---------- Provided data ----------
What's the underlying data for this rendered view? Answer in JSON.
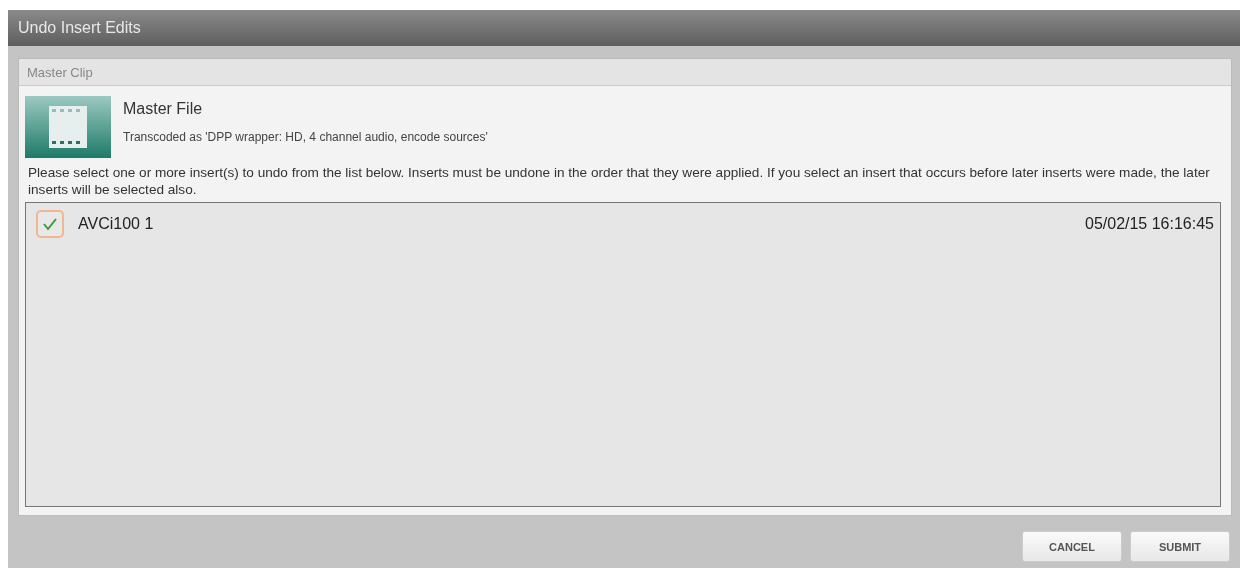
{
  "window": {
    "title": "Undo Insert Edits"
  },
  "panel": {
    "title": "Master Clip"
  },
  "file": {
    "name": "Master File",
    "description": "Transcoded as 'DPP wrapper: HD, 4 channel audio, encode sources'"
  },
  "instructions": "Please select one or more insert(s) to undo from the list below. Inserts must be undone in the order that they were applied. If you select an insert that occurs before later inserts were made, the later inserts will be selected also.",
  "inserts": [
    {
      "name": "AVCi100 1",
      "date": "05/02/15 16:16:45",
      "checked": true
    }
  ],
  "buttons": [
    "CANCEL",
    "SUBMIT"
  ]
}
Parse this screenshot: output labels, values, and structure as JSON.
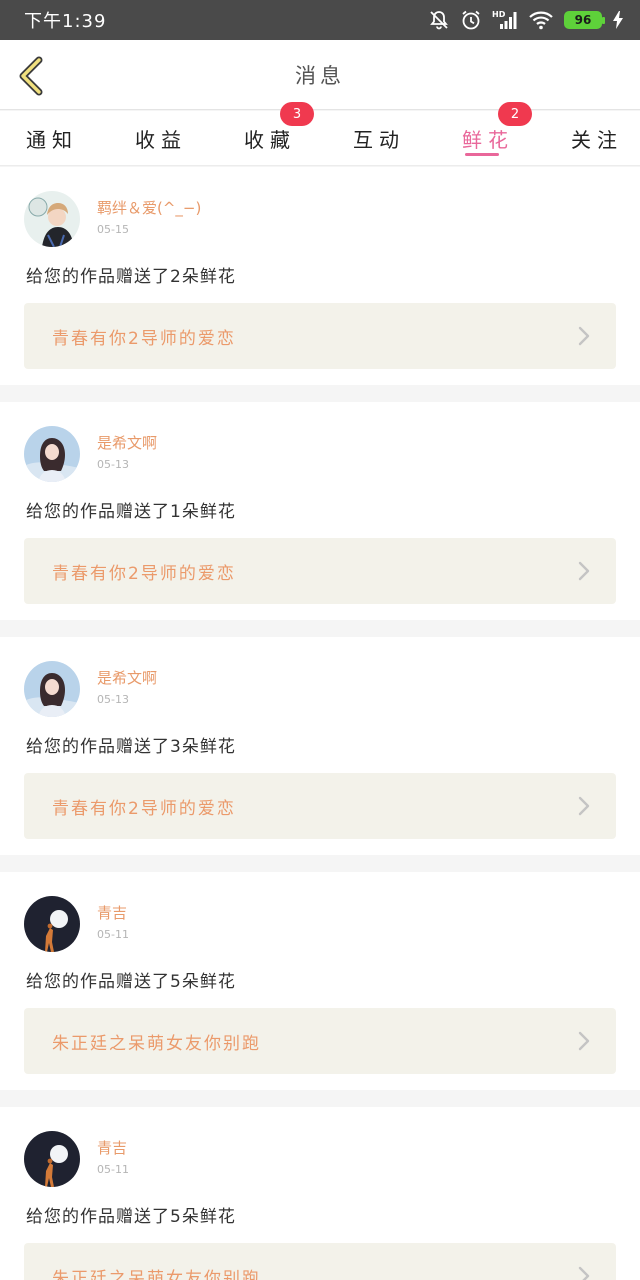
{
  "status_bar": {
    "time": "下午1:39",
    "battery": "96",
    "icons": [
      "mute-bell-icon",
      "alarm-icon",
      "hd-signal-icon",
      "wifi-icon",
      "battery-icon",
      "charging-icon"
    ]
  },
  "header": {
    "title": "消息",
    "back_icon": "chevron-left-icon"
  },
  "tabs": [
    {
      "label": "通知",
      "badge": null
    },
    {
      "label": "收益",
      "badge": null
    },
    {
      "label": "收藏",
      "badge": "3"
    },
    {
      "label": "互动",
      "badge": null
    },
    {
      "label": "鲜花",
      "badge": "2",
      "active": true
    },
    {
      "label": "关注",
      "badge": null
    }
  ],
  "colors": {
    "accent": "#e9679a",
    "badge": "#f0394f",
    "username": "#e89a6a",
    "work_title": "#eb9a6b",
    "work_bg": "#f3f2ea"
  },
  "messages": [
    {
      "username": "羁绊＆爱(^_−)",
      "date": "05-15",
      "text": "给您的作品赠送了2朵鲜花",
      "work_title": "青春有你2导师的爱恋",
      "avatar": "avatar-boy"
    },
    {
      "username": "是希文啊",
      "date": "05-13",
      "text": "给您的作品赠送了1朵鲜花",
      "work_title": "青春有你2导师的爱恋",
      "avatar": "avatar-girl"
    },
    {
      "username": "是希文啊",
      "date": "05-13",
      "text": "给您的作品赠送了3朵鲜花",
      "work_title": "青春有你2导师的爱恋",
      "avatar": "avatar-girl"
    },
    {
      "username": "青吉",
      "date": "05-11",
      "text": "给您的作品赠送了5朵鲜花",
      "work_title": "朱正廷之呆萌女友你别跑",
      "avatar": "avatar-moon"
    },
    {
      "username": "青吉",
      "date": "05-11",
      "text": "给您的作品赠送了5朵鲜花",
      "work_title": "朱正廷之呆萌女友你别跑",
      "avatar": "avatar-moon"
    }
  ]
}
----------
Given instruction.
Show every line from the listing above in which the string "JSON" appears.

The reply.
What's the underlying data for this rendered view? Answer in JSON.
Parse this screenshot: output labels, values, and structure as JSON.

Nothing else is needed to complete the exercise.